YOUR OBJECTIVE: Write out the entries verbatim and leave the images out of the copy.

BEGIN SUPPLIED DATA

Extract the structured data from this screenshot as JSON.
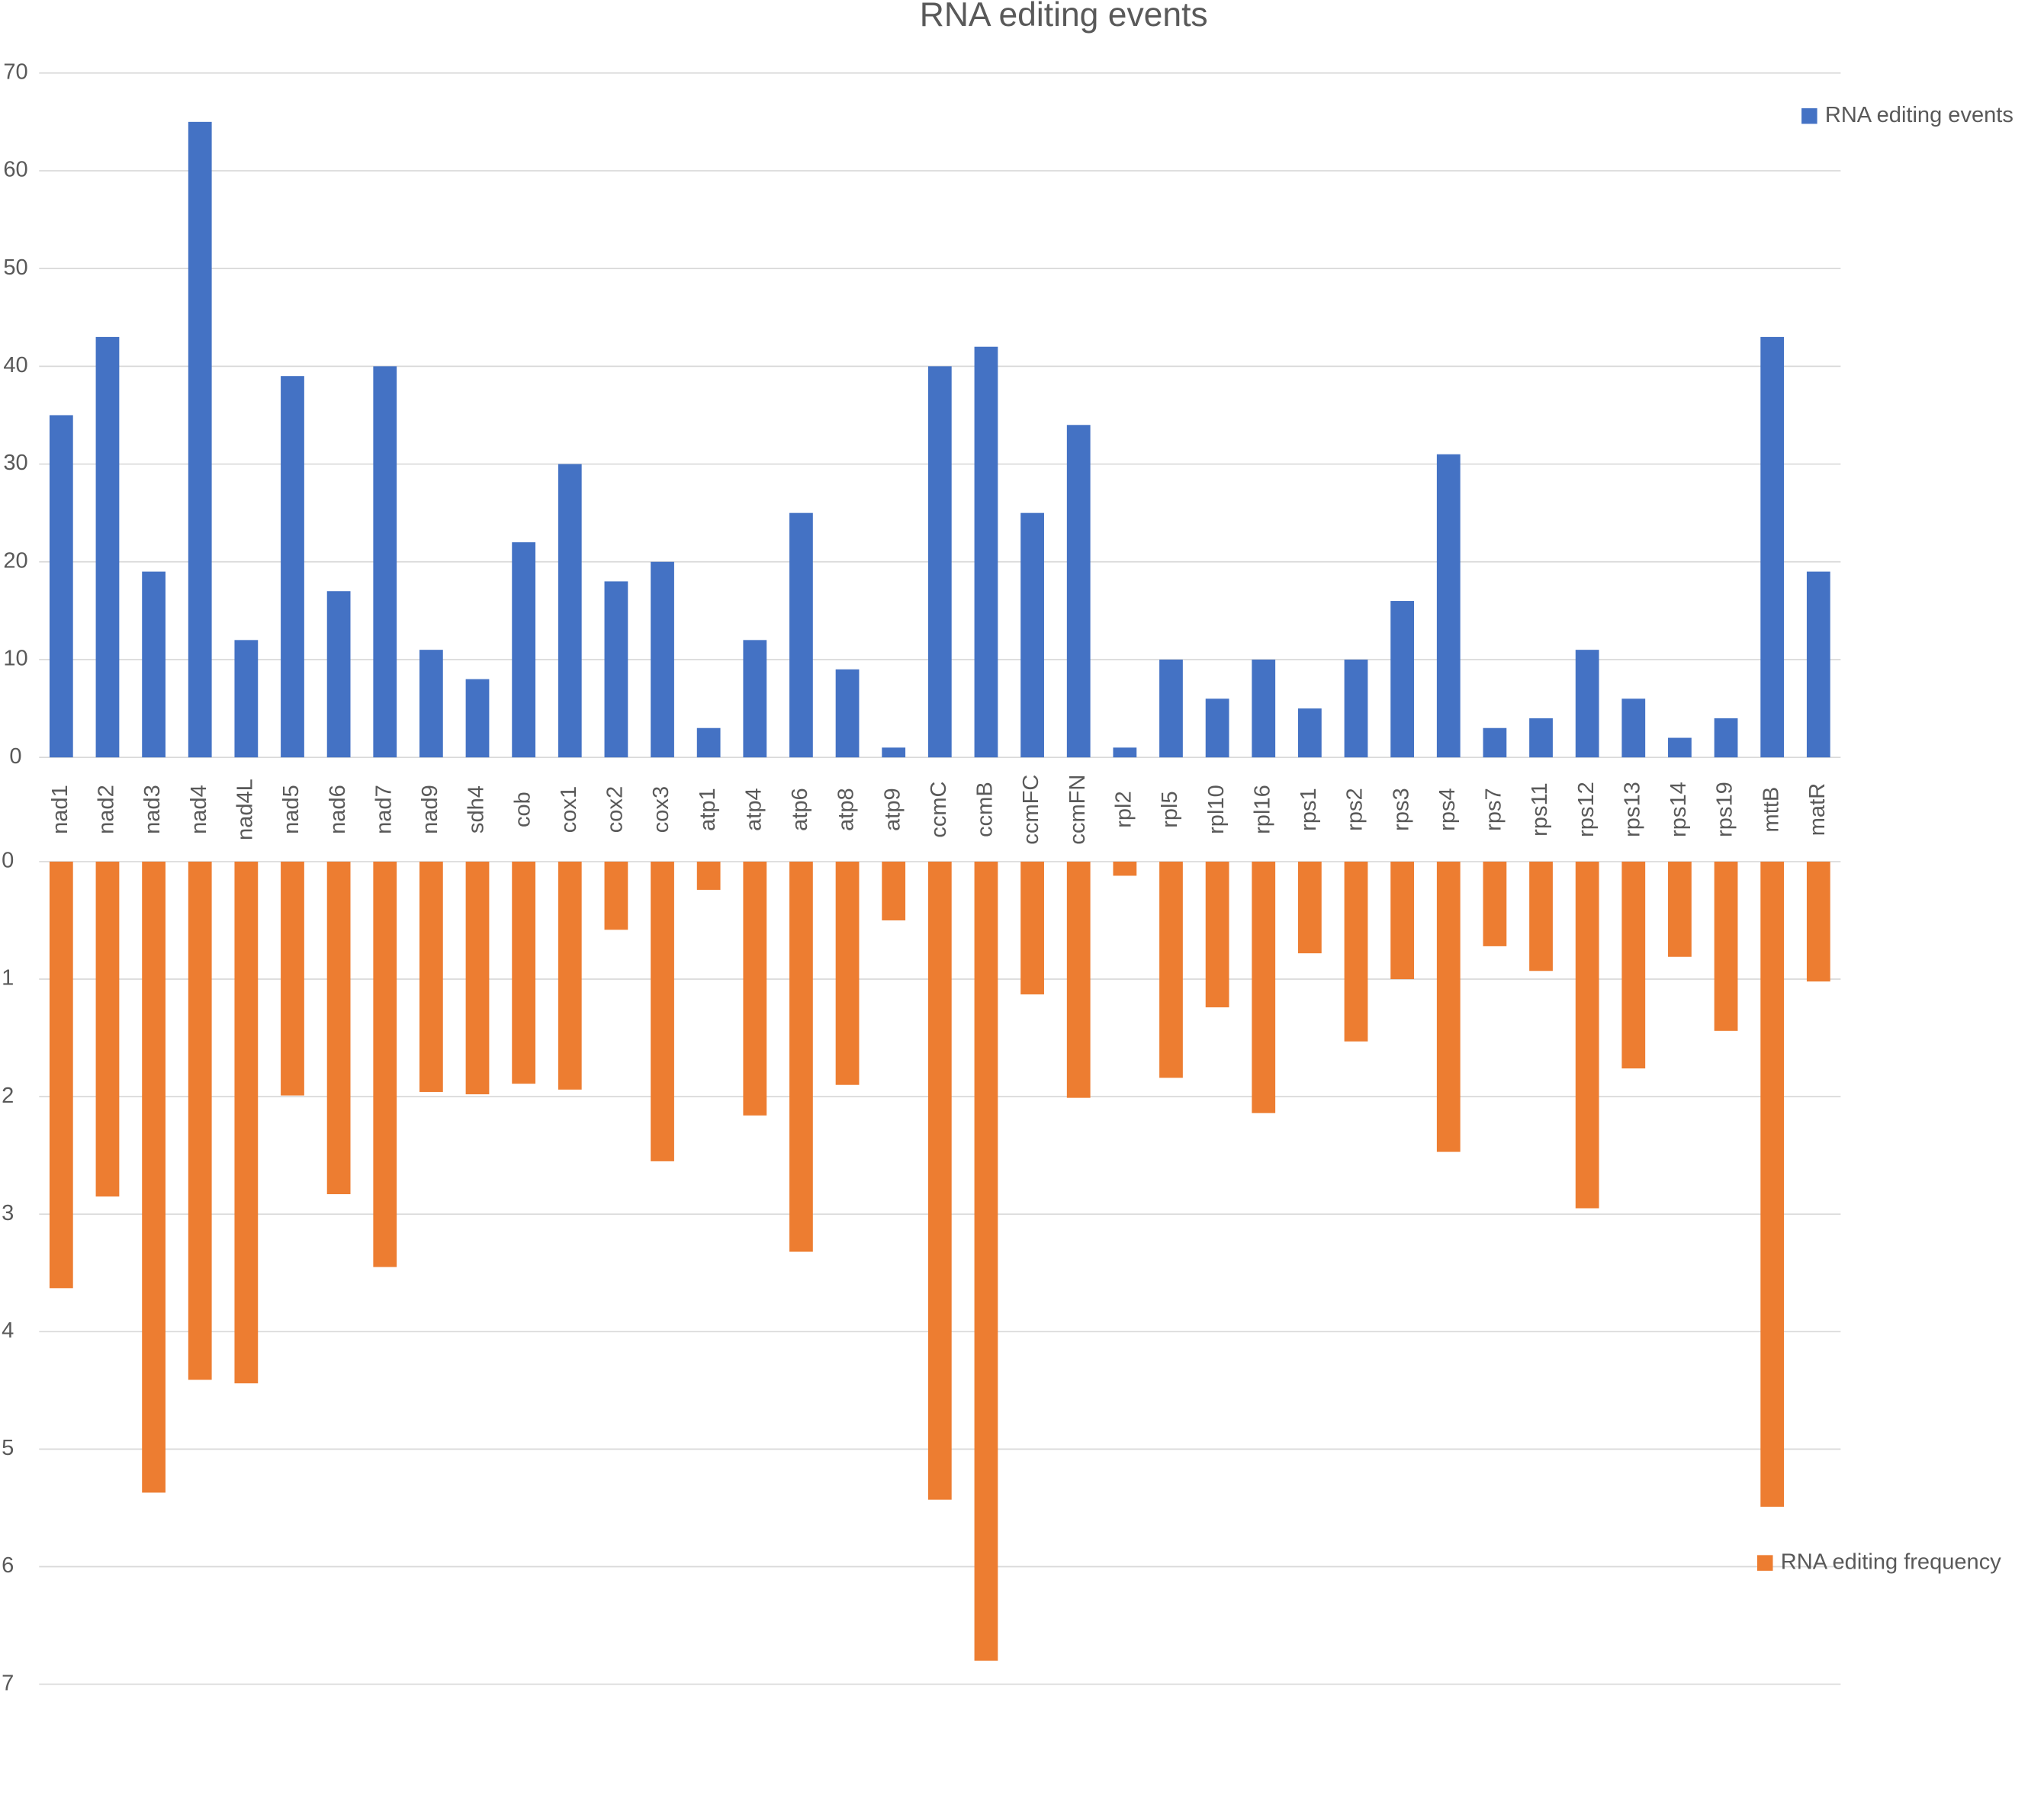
{
  "chart_data": [
    {
      "type": "bar",
      "title": "RNA editing events",
      "categories": [
        "nad1",
        "nad2",
        "nad3",
        "nad4",
        "nad4L",
        "nad5",
        "nad6",
        "nad7",
        "nad9",
        "sdh4",
        "cob",
        "cox1",
        "cox2",
        "cox3",
        "atp1",
        "atp4",
        "atp6",
        "atp8",
        "atp9",
        "ccmC",
        "ccmB",
        "ccmFC",
        "ccmFN",
        "rpl2",
        "rpl5",
        "rpl10",
        "rpl16",
        "rps1",
        "rps2",
        "rps3",
        "rps4",
        "rps7",
        "rps11",
        "rps12",
        "rps13",
        "rps14",
        "rps19",
        "mttB",
        "matR"
      ],
      "series": [
        {
          "name": "RNA editing events",
          "color": "#4472c4",
          "values": [
            35,
            43,
            19,
            65,
            12,
            39,
            17,
            40,
            11,
            8,
            22,
            30,
            18,
            20,
            3,
            12,
            25,
            9,
            1,
            40,
            42,
            25,
            34,
            1,
            10,
            6,
            10,
            5,
            10,
            16,
            31,
            3,
            4,
            11,
            6,
            2,
            4,
            43,
            19
          ]
        }
      ],
      "ylim": [
        0,
        70
      ],
      "yticks": [
        0,
        10,
        20,
        30,
        40,
        50,
        60,
        70
      ],
      "grid": true,
      "legend": "top-right"
    },
    {
      "type": "bar",
      "series": [
        {
          "name": "RNA editing frequency",
          "color": "#ed7d31",
          "values": [
            3.63,
            2.85,
            5.37,
            4.41,
            4.44,
            1.99,
            2.83,
            3.45,
            1.96,
            1.98,
            1.89,
            1.94,
            0.58,
            2.55,
            0.24,
            2.16,
            3.32,
            1.9,
            0.5,
            5.43,
            6.8,
            1.13,
            2.01,
            0.12,
            1.84,
            1.24,
            2.14,
            0.78,
            1.53,
            1.0,
            2.47,
            0.72,
            0.93,
            2.95,
            1.76,
            0.81,
            1.44,
            5.49,
            1.02
          ]
        }
      ],
      "ylim": [
        0,
        7
      ],
      "yticks": [
        0,
        1,
        2,
        3,
        4,
        5,
        6,
        7
      ],
      "y_inverted": true,
      "grid": true,
      "legend": "bottom-right"
    }
  ]
}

END SUPPLIED DATA

WORKED SOLUTION:
Extract the structured data from this screenshot as JSON.
{
  "chart_data": [
    {
      "type": "bar",
      "title": "RNA editing events",
      "categories": [
        "nad1",
        "nad2",
        "nad3",
        "nad4",
        "nad4L",
        "nad5",
        "nad6",
        "nad7",
        "nad9",
        "sdh4",
        "cob",
        "cox1",
        "cox2",
        "cox3",
        "atp1",
        "atp4",
        "atp6",
        "atp8",
        "atp9",
        "ccmC",
        "ccmB",
        "ccmFC",
        "ccmFN",
        "rpl2",
        "rpl5",
        "rpl10",
        "rpl16",
        "rps1",
        "rps2",
        "rps3",
        "rps4",
        "rps7",
        "rps11",
        "rps12",
        "rps13",
        "rps14",
        "rps19",
        "mttB",
        "matR"
      ],
      "series": [
        {
          "name": "RNA editing events",
          "color": "#4472c4",
          "values": [
            35,
            43,
            19,
            65,
            12,
            39,
            17,
            40,
            11,
            8,
            22,
            30,
            18,
            20,
            3,
            12,
            25,
            9,
            1,
            40,
            42,
            25,
            34,
            1,
            10,
            6,
            10,
            5,
            10,
            16,
            31,
            3,
            4,
            11,
            6,
            2,
            4,
            43,
            19
          ]
        }
      ],
      "ylim": [
        0,
        70
      ],
      "yticks": [
        0,
        10,
        20,
        30,
        40,
        50,
        60,
        70
      ],
      "grid": true,
      "legend": "top-right"
    },
    {
      "type": "bar",
      "series": [
        {
          "name": "RNA editing frequency",
          "color": "#ed7d31",
          "values": [
            3.63,
            2.85,
            5.37,
            4.41,
            4.44,
            1.99,
            2.83,
            3.45,
            1.96,
            1.98,
            1.89,
            1.94,
            0.58,
            2.55,
            0.24,
            2.16,
            3.32,
            1.9,
            0.5,
            5.43,
            6.8,
            1.13,
            2.01,
            0.12,
            1.84,
            1.24,
            2.14,
            0.78,
            1.53,
            1.0,
            2.47,
            0.72,
            0.93,
            2.95,
            1.76,
            0.81,
            1.44,
            5.49,
            1.02
          ]
        }
      ],
      "ylim": [
        0,
        7
      ],
      "yticks": [
        0,
        1,
        2,
        3,
        4,
        5,
        6,
        7
      ],
      "y_inverted": true,
      "grid": true,
      "legend": "bottom-right"
    }
  ]
}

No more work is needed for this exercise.